→ TASK TO CARRY OUT:
Please pull out every line that includes the string "zwei".
⟨
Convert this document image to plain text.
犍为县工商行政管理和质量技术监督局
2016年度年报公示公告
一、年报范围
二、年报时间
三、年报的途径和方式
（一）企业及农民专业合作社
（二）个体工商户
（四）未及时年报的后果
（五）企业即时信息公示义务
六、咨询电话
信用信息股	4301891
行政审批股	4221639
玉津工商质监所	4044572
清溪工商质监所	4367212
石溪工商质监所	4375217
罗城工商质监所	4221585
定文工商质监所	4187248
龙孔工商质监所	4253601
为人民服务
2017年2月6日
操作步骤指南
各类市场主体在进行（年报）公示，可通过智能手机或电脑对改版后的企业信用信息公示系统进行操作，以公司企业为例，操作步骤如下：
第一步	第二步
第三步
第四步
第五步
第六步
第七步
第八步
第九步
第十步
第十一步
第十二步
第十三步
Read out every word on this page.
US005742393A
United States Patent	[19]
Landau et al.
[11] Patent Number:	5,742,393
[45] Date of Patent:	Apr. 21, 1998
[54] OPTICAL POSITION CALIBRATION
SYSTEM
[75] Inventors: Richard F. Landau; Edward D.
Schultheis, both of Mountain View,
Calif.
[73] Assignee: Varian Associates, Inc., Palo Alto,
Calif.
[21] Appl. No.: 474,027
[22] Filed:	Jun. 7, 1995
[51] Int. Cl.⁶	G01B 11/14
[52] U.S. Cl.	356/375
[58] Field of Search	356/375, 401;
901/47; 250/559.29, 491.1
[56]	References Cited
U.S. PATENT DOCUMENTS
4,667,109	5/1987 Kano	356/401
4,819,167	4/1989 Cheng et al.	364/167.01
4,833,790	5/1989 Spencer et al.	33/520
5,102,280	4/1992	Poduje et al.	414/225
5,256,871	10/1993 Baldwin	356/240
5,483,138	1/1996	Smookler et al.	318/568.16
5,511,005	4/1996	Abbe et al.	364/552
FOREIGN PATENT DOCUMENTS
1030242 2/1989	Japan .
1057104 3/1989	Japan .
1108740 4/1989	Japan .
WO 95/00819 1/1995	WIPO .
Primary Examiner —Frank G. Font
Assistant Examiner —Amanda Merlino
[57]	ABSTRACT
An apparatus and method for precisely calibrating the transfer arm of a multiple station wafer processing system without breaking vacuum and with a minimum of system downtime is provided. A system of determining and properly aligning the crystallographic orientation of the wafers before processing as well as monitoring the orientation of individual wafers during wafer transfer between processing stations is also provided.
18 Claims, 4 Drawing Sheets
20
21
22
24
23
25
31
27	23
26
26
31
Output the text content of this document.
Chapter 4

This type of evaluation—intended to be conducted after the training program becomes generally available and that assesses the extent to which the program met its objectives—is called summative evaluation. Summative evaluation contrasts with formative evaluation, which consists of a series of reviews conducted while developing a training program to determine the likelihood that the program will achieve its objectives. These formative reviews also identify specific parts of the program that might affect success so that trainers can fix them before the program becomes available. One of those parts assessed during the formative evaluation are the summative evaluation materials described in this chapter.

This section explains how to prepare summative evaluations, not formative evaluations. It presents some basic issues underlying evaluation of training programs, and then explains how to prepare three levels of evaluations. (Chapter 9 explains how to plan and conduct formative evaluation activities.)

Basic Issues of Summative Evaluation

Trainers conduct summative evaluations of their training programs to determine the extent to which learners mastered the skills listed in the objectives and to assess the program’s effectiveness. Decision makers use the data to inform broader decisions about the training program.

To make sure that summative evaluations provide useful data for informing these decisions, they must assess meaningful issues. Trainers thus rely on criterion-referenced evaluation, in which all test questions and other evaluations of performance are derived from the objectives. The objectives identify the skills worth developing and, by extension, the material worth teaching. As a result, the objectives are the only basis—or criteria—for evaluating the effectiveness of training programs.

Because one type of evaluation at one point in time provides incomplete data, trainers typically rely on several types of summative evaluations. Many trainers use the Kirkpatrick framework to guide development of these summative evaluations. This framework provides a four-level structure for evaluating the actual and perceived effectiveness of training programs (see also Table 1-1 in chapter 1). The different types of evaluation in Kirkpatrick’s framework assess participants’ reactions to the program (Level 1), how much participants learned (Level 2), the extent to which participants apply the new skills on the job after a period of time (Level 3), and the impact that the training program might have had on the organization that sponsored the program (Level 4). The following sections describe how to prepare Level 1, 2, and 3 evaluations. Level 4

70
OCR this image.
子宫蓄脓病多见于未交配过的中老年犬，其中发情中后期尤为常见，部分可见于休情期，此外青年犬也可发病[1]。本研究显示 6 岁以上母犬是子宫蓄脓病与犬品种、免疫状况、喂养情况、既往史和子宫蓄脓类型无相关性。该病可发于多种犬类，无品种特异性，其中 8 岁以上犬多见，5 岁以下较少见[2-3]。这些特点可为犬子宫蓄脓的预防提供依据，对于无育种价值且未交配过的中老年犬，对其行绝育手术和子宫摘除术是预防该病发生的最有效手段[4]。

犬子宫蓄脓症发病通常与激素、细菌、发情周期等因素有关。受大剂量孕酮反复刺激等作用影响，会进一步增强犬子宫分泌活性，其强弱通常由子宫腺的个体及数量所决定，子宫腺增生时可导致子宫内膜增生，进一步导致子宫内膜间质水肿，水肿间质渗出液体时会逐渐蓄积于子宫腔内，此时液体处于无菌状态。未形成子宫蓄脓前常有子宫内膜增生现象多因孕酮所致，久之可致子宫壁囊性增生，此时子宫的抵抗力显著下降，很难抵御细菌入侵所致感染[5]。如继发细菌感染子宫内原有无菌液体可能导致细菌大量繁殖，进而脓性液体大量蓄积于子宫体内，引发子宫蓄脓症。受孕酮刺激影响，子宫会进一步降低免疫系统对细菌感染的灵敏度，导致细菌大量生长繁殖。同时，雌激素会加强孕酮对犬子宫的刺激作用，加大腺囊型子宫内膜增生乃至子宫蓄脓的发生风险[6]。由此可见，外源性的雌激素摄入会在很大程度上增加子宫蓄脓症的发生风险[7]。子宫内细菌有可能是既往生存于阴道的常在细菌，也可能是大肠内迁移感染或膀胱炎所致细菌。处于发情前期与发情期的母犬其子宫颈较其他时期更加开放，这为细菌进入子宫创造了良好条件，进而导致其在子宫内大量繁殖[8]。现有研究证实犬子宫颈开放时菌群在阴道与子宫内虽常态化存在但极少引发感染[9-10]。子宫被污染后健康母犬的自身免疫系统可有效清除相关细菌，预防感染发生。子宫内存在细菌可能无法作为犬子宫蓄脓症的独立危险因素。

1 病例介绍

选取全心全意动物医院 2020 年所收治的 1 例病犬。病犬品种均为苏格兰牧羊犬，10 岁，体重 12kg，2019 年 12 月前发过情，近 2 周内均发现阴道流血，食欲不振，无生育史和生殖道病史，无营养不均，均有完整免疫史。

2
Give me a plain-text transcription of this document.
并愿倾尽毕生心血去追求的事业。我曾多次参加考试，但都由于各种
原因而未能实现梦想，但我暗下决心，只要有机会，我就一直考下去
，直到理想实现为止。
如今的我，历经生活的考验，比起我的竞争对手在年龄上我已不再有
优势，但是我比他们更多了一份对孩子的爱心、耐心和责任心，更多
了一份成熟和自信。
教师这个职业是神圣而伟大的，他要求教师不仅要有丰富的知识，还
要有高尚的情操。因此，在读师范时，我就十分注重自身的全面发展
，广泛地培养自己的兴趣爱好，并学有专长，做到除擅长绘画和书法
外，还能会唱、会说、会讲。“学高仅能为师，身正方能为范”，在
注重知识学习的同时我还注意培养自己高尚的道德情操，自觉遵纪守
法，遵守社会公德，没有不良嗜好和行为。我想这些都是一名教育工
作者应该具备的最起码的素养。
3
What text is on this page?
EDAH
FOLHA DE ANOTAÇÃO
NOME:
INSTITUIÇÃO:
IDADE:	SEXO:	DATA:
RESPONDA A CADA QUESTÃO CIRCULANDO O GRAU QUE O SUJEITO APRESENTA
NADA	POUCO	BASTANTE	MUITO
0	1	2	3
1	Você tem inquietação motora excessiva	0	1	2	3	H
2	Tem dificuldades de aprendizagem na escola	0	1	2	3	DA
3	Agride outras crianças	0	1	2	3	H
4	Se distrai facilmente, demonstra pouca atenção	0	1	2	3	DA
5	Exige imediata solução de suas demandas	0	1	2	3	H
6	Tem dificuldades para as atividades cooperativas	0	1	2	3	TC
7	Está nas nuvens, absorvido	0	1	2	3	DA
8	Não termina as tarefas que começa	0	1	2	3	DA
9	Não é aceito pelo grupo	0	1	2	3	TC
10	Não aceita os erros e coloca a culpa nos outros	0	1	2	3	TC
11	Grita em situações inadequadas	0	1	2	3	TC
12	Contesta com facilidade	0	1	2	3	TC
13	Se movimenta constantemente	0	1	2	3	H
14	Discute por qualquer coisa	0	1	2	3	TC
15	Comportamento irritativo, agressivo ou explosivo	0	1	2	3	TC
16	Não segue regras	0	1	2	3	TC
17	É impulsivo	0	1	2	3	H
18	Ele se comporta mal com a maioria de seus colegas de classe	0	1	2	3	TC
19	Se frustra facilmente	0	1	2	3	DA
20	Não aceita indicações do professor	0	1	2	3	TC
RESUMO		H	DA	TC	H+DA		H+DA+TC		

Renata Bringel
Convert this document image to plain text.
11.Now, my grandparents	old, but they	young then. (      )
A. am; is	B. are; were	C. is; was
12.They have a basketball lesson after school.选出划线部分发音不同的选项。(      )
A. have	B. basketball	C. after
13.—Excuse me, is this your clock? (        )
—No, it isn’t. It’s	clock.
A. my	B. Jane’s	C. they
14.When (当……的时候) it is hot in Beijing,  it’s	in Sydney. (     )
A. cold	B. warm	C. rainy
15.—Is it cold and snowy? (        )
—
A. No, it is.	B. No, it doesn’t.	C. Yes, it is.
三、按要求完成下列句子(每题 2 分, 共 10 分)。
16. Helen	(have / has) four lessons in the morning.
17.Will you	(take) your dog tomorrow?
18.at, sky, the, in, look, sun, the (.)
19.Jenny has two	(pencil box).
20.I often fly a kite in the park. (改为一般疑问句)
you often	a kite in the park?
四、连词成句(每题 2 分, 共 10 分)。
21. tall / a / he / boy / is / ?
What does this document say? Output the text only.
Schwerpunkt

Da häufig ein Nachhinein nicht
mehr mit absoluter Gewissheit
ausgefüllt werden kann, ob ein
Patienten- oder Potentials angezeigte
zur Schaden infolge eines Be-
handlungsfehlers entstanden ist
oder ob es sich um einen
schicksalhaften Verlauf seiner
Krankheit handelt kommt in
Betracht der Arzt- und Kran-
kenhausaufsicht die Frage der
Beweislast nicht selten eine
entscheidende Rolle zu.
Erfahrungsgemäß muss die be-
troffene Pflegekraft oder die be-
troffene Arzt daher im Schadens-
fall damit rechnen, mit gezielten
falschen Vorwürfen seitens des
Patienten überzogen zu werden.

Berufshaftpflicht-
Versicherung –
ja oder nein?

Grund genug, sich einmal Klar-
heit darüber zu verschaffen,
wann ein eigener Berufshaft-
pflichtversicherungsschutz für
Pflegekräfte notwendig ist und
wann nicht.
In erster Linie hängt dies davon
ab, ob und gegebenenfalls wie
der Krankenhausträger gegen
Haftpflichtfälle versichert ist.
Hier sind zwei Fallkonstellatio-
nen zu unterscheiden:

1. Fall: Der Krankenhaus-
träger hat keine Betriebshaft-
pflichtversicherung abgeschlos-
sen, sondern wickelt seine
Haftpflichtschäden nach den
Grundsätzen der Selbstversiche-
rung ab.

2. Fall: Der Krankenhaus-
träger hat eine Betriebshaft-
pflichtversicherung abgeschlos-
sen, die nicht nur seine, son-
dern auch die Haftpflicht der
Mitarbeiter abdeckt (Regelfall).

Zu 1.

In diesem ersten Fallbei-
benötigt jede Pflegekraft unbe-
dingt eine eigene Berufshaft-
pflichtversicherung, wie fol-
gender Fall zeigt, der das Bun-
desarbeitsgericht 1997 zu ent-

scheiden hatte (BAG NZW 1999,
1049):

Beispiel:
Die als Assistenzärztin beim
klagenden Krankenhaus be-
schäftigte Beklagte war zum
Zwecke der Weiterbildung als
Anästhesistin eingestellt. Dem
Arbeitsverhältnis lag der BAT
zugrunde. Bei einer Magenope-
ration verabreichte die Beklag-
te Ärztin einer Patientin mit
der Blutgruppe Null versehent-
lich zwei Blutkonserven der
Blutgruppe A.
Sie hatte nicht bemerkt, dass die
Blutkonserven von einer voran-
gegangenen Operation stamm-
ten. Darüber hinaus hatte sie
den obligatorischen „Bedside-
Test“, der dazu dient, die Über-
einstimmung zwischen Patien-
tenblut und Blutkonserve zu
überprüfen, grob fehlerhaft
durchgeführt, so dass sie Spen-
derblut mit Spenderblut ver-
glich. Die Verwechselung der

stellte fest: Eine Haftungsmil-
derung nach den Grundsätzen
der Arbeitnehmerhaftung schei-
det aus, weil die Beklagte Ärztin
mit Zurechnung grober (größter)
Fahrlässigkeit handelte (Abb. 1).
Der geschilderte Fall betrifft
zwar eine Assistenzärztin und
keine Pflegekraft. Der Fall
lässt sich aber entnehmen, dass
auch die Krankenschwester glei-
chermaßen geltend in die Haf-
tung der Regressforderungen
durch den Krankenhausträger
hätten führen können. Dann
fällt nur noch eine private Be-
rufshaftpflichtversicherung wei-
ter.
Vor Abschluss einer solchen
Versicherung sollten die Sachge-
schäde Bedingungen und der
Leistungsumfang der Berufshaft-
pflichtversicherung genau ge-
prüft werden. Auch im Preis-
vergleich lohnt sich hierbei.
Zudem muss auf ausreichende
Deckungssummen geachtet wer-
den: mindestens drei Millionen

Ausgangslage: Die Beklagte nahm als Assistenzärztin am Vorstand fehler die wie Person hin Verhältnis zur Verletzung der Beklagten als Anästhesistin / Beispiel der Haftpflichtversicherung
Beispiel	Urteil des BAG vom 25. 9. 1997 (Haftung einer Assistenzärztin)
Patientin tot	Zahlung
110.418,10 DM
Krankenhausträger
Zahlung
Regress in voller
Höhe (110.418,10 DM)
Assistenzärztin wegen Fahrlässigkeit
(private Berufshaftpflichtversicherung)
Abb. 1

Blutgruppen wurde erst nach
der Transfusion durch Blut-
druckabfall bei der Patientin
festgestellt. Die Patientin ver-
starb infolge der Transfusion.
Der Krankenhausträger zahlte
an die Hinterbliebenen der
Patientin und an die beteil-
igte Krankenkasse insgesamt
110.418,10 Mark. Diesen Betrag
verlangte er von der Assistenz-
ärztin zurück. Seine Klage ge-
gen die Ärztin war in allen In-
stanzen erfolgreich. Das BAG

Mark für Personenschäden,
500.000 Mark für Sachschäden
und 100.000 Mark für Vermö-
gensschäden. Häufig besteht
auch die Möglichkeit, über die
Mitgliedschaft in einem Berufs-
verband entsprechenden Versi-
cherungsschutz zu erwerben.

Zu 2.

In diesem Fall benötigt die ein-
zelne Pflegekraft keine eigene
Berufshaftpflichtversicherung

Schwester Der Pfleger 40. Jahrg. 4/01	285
⟩
→ EXERCISE RESPONSE:
Hier sind zwei Fallkonstellatio-
lich zwei Blutkonserven der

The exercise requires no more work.